▶ _Task details_: Retype all of the data exactly as given.

▶ _Material for this task_:
::::::::
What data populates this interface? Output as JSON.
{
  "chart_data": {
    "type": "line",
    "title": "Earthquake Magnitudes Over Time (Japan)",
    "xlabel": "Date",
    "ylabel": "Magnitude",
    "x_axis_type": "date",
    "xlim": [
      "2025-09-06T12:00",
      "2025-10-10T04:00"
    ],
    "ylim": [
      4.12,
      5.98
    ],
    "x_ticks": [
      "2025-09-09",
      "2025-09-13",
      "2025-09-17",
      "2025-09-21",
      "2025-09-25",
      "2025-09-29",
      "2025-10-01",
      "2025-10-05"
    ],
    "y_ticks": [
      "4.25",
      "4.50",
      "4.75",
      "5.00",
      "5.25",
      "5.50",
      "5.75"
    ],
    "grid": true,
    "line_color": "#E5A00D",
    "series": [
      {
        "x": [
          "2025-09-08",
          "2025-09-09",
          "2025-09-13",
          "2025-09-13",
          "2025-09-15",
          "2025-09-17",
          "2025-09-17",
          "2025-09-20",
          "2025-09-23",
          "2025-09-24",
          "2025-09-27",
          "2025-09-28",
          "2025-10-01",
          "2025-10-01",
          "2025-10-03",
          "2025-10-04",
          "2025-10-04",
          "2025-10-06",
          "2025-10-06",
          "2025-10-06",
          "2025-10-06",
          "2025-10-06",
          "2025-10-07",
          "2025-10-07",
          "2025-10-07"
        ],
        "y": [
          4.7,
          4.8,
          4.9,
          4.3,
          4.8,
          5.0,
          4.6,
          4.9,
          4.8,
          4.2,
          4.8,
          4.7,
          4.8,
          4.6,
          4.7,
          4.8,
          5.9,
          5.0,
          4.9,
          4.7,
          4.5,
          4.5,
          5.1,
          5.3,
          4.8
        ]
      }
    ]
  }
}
::::::::
▶ _Solution to the problem_:
What data populates this interface? Output as JSON.
{
  "chart_data": {
    "type": "line",
    "title": "Earthquake Magnitudes Over Time (Japan)",
    "xlabel": "Date",
    "ylabel": "Magnitude",
    "x_axis_type": "date",
    "xlim": [
      "2025-09-06T12:00",
      "2025-10-10T04:00"
    ],
    "ylim": [
      4.12,
      5.98
    ],
    "x_ticks": [
      "2025-09-09",
      "2025-09-13",
      "2025-09-17",
      "2025-09-21",
      "2025-09-25",
      "2025-09-29",
      "2025-10-01",
      "2025-10-05"
    ],
    "y_ticks": [
      "4.25",
      "4.50",
      "4.75",
      "5.00",
      "5.25",
      "5.50",
      "5.75"
    ],
    "grid": true,
    "line_color": "#E5A00D",
    "series": [
      {
        "x": [
          "2025-09-08",
          "2025-09-09",
          "2025-09-13",
          "2025-09-13",
          "2025-09-15",
          "2025-09-17",
          "2025-09-17",
          "2025-09-20",
          "2025-09-23",
          "2025-09-24",
          "2025-09-27",
          "2025-09-28",
          "2025-10-01",
          "2025-10-01",
          "2025-10-03",
          "2025-10-04",
          "2025-10-04",
          "2025-10-06",
          "2025-10-06",
          "2025-10-06",
          "2025-10-06",
          "2025-10-06",
          "2025-10-07",
          "2025-10-07",
          "2025-10-07"
        ],
        "y": [
          4.7,
          4.8,
          4.9,
          4.3,
          4.8,
          5.0,
          4.6,
          4.9,
          4.8,
          4.2,
          4.8,
          4.7,
          4.8,
          4.6,
          4.7,
          4.8,
          5.9,
          5.0,
          4.9,
          4.7,
          4.5,
          4.5,
          5.1,
          5.3,
          4.8
        ]
      }
    ]
  }
}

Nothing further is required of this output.